Goal | Count the lines in the entries below that include the word "document". Give nothing but the number.

== Supplied records

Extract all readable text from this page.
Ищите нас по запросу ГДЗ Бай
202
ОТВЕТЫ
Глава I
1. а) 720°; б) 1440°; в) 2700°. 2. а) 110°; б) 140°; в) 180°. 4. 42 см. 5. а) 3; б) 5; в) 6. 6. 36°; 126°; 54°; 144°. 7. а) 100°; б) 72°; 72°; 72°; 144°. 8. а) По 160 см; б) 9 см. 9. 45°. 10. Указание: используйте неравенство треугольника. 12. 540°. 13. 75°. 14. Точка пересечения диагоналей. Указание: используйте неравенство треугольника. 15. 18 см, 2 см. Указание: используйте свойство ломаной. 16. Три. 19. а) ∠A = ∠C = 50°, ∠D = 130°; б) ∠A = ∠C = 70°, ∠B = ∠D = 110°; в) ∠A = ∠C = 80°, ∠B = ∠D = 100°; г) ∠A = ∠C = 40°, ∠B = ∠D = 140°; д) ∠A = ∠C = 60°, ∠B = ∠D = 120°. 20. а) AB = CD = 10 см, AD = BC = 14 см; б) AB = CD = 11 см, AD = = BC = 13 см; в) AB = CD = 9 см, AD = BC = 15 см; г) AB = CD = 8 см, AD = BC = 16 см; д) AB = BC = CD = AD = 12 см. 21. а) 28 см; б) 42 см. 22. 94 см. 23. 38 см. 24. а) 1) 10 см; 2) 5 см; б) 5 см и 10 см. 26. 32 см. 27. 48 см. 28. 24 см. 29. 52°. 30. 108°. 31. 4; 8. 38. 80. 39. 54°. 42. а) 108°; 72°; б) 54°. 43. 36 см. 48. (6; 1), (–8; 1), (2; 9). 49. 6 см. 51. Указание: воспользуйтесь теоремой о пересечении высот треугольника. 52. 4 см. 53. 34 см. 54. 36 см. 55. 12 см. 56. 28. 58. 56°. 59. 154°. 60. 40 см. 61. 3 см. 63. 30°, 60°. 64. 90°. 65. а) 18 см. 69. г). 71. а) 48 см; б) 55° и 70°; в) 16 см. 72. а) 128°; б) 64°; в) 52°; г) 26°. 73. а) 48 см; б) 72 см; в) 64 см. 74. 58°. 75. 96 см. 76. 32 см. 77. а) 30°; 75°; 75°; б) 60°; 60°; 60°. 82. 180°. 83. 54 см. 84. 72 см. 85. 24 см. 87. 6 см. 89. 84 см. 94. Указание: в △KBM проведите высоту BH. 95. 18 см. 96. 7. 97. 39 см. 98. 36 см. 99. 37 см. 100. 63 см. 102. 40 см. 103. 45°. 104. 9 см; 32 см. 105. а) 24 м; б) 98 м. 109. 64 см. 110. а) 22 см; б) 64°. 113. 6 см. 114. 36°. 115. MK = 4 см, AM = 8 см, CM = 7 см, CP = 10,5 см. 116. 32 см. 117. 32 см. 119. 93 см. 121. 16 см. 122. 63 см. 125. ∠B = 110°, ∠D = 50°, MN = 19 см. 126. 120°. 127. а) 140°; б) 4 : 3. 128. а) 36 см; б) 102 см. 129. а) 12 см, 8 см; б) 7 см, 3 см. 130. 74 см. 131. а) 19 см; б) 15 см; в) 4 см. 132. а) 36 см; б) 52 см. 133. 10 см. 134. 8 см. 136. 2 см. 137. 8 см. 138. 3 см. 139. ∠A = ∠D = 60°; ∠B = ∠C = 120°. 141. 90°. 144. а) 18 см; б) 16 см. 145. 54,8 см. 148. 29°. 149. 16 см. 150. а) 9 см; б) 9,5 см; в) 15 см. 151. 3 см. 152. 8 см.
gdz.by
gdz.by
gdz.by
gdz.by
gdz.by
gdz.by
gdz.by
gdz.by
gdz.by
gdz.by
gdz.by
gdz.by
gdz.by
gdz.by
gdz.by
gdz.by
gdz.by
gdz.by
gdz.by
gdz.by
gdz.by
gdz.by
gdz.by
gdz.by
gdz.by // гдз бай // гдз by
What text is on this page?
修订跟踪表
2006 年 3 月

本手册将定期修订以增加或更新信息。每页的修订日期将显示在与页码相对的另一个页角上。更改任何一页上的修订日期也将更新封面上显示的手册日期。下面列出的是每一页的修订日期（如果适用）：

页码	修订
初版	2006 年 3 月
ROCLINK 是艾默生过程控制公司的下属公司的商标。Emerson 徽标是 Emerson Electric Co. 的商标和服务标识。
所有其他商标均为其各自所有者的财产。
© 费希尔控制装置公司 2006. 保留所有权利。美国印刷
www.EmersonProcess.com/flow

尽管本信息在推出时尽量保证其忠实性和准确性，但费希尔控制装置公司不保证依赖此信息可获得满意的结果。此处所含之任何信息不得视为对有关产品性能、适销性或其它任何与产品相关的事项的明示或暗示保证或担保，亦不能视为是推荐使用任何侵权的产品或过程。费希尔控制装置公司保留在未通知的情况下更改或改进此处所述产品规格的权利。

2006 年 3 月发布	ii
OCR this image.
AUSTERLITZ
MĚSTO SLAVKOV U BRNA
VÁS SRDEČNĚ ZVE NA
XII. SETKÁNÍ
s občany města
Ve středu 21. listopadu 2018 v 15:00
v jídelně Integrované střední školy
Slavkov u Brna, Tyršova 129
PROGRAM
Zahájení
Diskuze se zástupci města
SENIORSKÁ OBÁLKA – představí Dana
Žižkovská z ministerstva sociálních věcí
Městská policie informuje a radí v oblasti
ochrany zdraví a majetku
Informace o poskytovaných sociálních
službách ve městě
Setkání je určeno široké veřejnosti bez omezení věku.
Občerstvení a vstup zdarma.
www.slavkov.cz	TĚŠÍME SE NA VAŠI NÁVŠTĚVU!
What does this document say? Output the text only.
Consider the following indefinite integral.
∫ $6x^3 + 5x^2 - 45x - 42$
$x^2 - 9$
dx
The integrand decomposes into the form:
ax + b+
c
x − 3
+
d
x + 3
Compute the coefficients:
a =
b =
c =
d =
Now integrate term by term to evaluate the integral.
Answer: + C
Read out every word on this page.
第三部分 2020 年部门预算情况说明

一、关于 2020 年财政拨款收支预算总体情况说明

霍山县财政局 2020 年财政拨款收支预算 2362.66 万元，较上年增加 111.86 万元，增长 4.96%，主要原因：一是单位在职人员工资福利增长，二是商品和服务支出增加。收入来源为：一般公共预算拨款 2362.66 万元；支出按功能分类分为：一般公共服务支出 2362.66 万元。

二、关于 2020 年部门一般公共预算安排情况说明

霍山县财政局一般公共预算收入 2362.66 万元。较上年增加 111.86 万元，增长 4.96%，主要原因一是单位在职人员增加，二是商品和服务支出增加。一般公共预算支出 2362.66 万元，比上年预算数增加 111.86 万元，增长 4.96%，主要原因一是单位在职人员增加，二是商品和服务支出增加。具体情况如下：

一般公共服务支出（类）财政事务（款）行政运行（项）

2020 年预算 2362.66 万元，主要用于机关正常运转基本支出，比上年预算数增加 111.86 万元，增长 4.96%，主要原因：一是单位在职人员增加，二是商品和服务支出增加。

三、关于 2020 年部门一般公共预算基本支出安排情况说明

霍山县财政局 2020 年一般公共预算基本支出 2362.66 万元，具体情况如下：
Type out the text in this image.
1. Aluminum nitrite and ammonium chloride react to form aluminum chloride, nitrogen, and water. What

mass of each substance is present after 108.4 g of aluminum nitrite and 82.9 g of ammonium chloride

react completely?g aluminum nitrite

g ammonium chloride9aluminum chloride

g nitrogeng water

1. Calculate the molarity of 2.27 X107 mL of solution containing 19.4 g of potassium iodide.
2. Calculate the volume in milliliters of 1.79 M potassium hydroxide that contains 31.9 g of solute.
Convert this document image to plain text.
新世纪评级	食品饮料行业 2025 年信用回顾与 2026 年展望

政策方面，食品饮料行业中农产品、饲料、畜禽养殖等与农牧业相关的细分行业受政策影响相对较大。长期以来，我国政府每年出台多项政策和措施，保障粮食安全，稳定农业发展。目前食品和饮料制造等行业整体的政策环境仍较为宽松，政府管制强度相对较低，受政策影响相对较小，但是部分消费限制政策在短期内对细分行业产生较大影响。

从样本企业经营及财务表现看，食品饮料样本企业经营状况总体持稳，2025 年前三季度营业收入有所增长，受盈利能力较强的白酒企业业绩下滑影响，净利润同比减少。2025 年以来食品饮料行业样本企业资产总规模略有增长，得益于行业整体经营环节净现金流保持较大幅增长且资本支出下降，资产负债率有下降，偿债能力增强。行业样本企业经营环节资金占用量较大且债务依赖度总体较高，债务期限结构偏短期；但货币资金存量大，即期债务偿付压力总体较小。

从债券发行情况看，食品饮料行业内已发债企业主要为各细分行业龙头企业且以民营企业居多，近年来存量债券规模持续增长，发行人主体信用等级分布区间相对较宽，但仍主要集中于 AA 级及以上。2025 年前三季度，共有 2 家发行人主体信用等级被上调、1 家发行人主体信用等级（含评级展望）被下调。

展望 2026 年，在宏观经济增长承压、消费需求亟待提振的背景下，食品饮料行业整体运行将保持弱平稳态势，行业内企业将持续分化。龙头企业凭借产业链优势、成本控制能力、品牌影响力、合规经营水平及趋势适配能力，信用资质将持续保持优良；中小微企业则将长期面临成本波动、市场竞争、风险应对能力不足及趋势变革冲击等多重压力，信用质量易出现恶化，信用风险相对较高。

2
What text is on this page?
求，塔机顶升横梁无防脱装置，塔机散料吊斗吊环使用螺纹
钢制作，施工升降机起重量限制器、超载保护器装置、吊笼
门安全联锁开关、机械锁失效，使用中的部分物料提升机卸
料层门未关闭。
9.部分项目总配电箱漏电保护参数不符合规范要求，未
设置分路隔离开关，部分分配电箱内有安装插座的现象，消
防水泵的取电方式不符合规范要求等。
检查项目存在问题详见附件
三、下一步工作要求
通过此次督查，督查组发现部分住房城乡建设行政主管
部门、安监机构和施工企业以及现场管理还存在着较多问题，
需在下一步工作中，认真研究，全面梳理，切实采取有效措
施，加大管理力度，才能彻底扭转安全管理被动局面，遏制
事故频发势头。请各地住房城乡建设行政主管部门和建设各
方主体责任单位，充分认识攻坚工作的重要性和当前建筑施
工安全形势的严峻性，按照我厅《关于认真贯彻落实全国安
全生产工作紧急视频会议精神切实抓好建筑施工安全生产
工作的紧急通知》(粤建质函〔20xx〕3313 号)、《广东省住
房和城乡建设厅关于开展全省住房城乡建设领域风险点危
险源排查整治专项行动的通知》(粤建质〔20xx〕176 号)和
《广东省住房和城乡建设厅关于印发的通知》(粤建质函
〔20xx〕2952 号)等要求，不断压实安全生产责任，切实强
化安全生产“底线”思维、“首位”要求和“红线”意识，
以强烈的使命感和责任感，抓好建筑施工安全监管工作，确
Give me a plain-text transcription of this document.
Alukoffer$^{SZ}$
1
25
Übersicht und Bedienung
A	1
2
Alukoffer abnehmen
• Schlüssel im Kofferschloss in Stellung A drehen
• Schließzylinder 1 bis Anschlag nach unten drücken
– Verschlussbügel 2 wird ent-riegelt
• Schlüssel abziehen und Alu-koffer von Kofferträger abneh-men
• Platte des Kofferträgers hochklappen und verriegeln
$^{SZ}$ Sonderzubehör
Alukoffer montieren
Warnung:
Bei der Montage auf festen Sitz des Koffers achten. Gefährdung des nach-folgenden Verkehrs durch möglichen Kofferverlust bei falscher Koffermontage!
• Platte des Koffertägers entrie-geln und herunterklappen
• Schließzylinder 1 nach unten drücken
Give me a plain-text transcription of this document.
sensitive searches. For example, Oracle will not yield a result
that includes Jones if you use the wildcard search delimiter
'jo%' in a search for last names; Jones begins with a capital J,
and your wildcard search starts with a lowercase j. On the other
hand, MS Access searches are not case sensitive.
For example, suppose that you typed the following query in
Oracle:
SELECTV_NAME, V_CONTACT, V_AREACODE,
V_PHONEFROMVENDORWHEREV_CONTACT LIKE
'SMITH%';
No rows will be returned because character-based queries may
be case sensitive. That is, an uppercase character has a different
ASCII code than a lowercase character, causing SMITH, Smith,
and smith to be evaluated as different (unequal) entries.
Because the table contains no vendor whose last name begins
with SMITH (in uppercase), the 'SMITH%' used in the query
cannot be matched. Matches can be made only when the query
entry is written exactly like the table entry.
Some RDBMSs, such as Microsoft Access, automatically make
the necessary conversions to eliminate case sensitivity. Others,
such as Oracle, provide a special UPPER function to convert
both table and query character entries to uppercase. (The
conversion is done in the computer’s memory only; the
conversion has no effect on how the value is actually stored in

====

Finished exercise | 4